* WHAT TO PRODUCE
Can you reproduce each of the lines below verbatim, leaving out the picture?

* EXERCISE INPUTS
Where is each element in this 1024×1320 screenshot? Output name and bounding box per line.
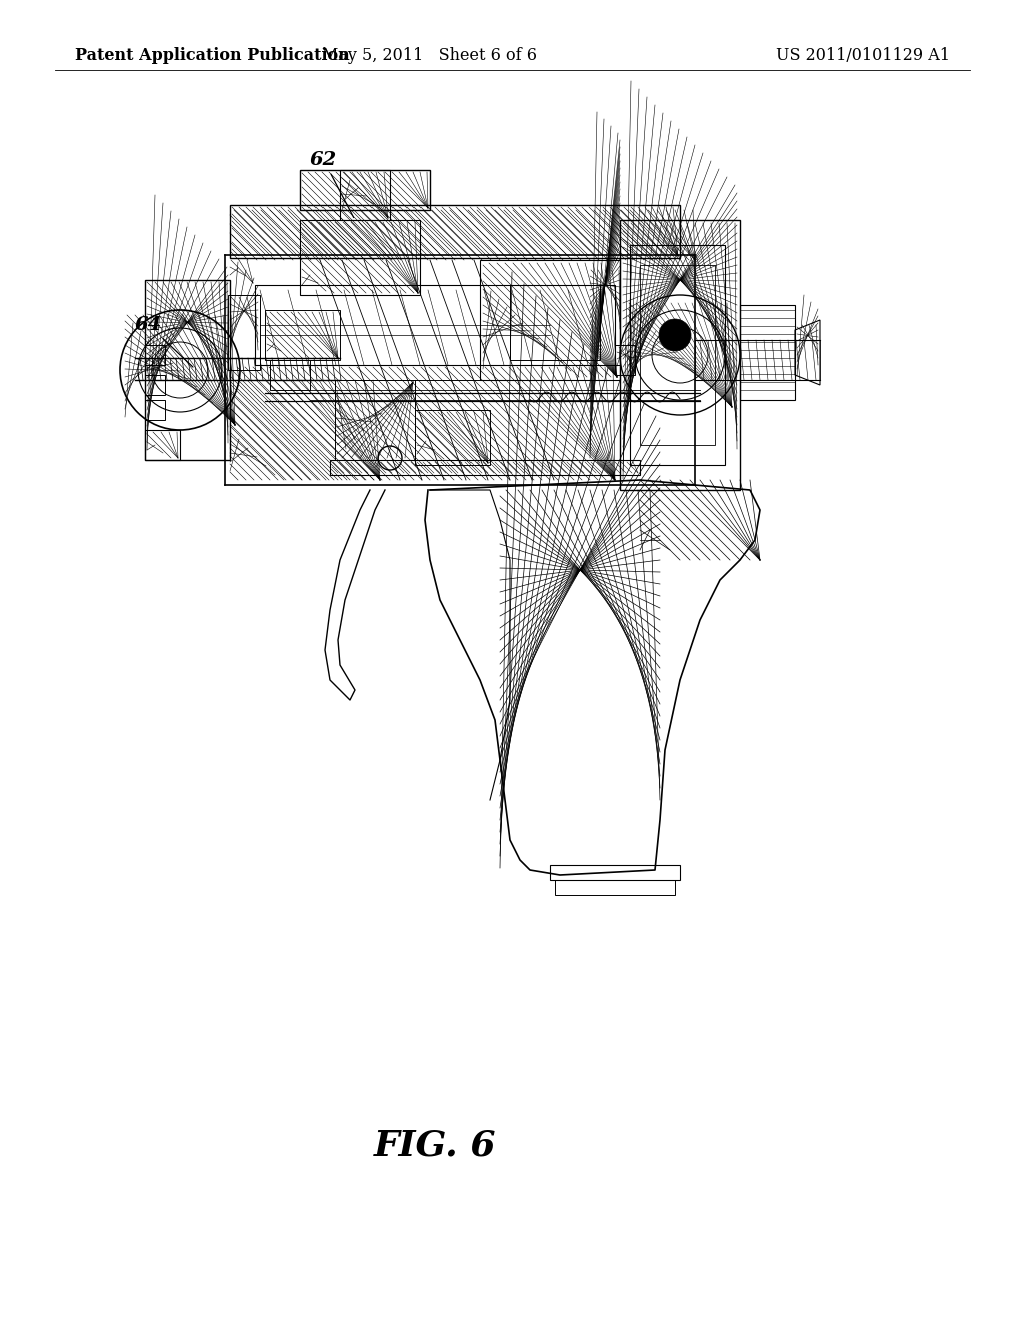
Text: 62: 62 bbox=[310, 150, 353, 218]
Text: US 2011/0101129 A1: US 2011/0101129 A1 bbox=[776, 46, 950, 63]
Text: May 5, 2011   Sheet 6 of 6: May 5, 2011 Sheet 6 of 6 bbox=[323, 46, 538, 63]
Text: FIG. 6: FIG. 6 bbox=[374, 1129, 497, 1162]
Circle shape bbox=[659, 319, 691, 351]
Text: 64: 64 bbox=[135, 315, 193, 367]
Text: Patent Application Publication: Patent Application Publication bbox=[75, 46, 350, 63]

* FINAL RESULT
Where is each element in this 1024×1320 screenshot? Output name and bounding box per line.
Text: 62: 62 bbox=[310, 150, 353, 218]
Text: US 2011/0101129 A1: US 2011/0101129 A1 bbox=[776, 46, 950, 63]
Text: May 5, 2011   Sheet 6 of 6: May 5, 2011 Sheet 6 of 6 bbox=[323, 46, 538, 63]
Text: FIG. 6: FIG. 6 bbox=[374, 1129, 497, 1162]
Circle shape bbox=[659, 319, 691, 351]
Text: 64: 64 bbox=[135, 315, 193, 367]
Text: Patent Application Publication: Patent Application Publication bbox=[75, 46, 350, 63]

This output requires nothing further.